That's not always true. What about someone who has just been diagnosed with the final stages of cancer, and they only have weeks to live? No amount of optimistic talk can change anything for them. They're going to die, and there's nothing they can do about it.

 

 

I have read every post on here, and we have allot of things in common and I try not to judge. You need to print out every one of these replies, take them with you, and check yourself in to a psyche ward. I have been to one before it is very helpful. Heck, I even got a phone number and got laid when I got out.....

 

If anyone read your comment about shooting yourself they would have you committed anyway.

 

I should have kept that comment about the gun to myself.

 

Number one - You may have a condition for the rest of your life or you may NOT. Even if you have a condition for the rest of your life you can find ways to deal with your condition and find ways to like who you are anyway. You will not be committed for having thought of hurting yourself at some point in time. So, do not think that by getting some face-to-face help you will be committed. That is only for people who are in imminent danger of hurting themselves.

 

Myself, I think you have done a good thing by reaching out to the people on this website but that you, for whatever reason, still want to present a picture of perfection to the world [maybe that should read your parents]. Drop a bit of the facade and get the help you need/want.

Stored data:
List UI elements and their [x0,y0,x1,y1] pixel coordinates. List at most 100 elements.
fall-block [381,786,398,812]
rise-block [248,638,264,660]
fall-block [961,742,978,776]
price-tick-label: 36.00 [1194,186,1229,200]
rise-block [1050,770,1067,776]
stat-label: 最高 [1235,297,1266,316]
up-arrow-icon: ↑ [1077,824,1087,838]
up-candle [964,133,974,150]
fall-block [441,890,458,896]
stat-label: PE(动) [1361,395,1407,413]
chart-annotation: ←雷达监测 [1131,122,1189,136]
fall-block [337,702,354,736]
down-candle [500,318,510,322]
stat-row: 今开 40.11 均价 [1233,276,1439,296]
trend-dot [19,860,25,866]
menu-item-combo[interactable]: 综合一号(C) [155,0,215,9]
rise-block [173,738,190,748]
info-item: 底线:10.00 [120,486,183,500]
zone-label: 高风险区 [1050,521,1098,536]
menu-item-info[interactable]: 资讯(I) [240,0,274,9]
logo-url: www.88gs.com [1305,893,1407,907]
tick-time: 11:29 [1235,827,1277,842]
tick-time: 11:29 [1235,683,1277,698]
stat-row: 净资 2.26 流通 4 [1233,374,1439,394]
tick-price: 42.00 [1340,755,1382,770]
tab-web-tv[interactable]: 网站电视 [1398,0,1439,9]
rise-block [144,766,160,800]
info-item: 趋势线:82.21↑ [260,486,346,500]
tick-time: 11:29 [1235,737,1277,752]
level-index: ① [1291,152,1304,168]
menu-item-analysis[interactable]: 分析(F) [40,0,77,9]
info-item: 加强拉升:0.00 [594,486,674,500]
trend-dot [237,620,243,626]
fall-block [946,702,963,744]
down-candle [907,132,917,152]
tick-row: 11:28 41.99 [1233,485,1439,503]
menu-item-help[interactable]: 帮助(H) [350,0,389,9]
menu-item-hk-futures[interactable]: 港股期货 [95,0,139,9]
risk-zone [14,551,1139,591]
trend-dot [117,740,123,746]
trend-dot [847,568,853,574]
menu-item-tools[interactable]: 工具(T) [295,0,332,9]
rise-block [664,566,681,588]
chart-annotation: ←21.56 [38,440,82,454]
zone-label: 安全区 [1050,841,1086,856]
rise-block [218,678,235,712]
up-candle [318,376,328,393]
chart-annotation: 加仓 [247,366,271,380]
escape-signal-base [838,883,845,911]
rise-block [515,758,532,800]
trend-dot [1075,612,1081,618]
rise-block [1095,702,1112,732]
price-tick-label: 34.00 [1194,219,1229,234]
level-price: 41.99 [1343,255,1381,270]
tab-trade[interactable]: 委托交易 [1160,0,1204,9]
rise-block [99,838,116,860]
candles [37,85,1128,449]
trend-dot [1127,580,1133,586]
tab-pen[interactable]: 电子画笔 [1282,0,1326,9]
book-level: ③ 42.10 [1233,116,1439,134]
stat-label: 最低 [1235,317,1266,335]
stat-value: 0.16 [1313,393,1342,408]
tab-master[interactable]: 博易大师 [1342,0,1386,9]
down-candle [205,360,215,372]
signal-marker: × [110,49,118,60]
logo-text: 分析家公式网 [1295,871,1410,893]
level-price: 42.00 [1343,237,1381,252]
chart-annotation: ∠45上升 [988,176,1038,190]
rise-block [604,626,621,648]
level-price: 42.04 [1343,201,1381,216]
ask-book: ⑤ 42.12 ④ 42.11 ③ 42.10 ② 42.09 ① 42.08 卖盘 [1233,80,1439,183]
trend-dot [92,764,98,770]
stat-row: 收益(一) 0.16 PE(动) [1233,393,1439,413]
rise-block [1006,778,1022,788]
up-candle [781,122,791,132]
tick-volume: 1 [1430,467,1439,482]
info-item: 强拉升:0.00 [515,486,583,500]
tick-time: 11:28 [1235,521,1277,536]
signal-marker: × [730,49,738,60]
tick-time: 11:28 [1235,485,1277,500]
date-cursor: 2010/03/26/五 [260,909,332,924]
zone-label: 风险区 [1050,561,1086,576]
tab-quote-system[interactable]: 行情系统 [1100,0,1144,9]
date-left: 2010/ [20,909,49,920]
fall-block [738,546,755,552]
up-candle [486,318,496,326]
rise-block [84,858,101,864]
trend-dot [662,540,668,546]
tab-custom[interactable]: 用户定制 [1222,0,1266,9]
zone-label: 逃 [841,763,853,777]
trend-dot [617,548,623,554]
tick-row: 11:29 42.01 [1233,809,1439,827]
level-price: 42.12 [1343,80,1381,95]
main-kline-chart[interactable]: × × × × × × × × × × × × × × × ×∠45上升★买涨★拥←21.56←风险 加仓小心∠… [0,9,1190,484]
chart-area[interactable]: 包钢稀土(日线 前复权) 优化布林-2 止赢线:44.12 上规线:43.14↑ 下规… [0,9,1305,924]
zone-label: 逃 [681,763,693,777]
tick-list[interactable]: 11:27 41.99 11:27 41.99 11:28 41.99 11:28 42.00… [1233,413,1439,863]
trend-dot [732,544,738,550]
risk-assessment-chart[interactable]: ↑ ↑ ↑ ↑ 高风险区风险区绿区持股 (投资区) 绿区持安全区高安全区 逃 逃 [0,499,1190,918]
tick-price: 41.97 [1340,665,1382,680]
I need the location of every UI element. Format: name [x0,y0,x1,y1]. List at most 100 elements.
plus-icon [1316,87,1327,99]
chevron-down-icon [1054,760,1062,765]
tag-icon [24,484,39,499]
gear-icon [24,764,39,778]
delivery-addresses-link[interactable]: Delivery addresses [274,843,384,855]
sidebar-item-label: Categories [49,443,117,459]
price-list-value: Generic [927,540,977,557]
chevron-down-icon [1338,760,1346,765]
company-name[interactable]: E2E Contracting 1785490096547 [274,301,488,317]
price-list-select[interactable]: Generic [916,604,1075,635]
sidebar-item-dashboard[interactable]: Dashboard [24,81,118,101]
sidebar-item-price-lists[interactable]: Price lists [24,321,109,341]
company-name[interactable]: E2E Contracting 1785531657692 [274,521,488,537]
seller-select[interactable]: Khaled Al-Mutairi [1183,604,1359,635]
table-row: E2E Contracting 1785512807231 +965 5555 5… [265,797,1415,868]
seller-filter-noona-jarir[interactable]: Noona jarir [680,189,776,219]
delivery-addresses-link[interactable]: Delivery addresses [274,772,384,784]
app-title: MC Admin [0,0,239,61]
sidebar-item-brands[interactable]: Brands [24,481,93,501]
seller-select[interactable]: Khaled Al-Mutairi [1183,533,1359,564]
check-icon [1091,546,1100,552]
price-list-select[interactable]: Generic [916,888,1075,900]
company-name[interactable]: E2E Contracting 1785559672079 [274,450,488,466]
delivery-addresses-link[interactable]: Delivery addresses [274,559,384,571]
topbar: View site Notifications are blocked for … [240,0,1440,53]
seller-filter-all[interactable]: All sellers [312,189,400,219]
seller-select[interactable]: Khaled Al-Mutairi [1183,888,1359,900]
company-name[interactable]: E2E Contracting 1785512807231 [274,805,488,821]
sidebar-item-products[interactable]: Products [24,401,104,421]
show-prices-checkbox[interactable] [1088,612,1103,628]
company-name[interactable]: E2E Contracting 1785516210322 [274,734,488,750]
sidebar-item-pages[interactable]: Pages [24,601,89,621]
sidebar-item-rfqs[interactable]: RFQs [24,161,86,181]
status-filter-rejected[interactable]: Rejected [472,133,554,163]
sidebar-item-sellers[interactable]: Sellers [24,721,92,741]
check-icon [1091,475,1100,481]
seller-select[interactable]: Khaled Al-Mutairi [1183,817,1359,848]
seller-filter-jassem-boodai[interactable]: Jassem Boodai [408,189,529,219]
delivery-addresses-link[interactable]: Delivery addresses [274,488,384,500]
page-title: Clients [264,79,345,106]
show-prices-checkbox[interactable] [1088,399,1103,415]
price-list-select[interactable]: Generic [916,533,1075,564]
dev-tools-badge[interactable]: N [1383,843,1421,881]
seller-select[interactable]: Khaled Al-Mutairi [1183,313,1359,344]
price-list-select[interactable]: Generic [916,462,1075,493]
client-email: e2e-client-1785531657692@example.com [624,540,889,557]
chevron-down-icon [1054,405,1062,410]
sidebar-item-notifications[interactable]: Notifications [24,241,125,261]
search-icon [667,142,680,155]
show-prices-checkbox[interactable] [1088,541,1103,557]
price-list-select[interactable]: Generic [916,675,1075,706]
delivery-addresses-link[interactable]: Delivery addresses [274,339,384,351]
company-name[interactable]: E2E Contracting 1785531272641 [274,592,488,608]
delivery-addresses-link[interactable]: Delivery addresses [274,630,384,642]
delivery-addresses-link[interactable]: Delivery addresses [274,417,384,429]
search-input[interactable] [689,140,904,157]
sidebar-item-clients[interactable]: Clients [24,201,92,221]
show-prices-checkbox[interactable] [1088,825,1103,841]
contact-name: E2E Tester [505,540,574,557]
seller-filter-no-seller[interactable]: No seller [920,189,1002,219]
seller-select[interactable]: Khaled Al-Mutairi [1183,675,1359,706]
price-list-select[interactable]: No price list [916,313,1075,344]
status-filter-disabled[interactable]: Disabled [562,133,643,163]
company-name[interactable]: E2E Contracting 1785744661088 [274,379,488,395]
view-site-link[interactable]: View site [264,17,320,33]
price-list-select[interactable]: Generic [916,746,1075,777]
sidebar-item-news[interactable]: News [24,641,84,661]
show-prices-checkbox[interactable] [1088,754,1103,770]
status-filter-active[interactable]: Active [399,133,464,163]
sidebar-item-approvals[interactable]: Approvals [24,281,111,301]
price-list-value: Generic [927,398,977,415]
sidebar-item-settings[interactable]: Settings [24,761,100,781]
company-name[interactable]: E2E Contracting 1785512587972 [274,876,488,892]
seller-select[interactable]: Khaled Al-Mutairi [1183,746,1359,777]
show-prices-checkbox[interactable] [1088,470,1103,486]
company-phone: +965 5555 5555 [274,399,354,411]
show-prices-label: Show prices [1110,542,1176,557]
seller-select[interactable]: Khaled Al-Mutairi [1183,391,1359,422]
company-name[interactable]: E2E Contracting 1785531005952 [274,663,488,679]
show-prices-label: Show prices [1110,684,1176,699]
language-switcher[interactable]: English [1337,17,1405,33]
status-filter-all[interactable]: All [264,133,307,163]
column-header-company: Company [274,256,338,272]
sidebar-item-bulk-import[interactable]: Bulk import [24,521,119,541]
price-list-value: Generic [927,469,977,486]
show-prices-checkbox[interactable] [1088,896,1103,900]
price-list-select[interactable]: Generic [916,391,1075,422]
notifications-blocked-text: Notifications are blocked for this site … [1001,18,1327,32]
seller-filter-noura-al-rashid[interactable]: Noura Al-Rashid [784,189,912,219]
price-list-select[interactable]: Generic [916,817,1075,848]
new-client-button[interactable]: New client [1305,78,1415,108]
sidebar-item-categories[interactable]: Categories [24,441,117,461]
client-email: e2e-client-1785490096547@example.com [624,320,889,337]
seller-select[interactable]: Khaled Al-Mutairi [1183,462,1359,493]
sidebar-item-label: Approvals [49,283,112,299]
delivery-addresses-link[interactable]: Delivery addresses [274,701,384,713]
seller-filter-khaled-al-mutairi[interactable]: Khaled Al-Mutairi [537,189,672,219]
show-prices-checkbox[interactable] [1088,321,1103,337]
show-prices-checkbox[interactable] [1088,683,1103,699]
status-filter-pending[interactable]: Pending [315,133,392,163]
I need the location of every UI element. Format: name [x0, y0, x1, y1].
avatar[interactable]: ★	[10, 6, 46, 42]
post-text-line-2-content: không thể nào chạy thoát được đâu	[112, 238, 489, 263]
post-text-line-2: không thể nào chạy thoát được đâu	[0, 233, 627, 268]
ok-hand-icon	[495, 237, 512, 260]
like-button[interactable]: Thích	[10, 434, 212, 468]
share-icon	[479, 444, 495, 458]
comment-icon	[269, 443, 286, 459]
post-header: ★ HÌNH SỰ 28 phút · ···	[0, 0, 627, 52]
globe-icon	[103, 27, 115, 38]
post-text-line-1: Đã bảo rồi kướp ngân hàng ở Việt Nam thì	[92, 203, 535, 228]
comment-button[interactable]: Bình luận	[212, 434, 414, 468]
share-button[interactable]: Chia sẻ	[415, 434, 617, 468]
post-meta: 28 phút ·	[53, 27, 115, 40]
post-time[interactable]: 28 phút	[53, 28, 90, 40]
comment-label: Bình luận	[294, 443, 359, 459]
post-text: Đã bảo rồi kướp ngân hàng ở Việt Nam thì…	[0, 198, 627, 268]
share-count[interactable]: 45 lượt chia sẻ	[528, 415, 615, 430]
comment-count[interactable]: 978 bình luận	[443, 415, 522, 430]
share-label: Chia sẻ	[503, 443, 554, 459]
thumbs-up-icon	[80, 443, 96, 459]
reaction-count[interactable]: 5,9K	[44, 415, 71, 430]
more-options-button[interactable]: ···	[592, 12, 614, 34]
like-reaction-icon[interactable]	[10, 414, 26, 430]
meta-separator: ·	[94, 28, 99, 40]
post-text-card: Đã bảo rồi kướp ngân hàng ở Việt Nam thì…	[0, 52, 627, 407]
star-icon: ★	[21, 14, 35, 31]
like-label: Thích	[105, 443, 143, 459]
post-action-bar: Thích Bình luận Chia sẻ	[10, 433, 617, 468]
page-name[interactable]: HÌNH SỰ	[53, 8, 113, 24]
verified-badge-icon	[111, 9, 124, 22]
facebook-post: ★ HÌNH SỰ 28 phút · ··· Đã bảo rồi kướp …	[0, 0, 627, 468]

**Task set**.
(1) Do these statements agree with the forum thread? Answer yes or no for each, and quote the words from the thread that decide it.
(a) One poster says they have been to a psych ward before.
(b) A poster claims that anyone who has ever thought of hurting themselves will be committed.
(c) One poster regrets mentioning the gun.
(2) Could you resume the forum thread after its last sentence?
The data has no role in any of this.

**Answers by task**.
(1)
(a) Yes: "I have been to one before it is very helpful."
(b) No: "You will not be committed for having thought of hurting yourself at some point in time."
(c) Yes: "I should have kept that comment about the gun to myself."

(2)
Getting some help can take a little effort and can seem scary. I remember when I went into the counselors office and they had a little tiny typewritten note that had the word incest in it. I thought that word was in bold letters 12 feet tall. Because I felt like a bad person for what happened to me. I was not a bad person. Even if I was a bad person I didn't want to remain a bad person. Really, we are all to human in this world. I was the victim/survivor in this situation. But it was really hard for me to go in for any type of counseling. I still think it was me that wanted to get better that made the difference but that having a palce to safely discuss my situation helped considerably.

 

As for your comment about people who have cancer, they are not going to make it, so what? Nobody makes it out of this world alive. It's what you do with the time that you have that counts. And, some of those people do live productive lives for a long time. So, don't rush to judgement about how fulfilling there time on earth is. Life is what YOU make it. Reach out for the support you need to make YOUR life better.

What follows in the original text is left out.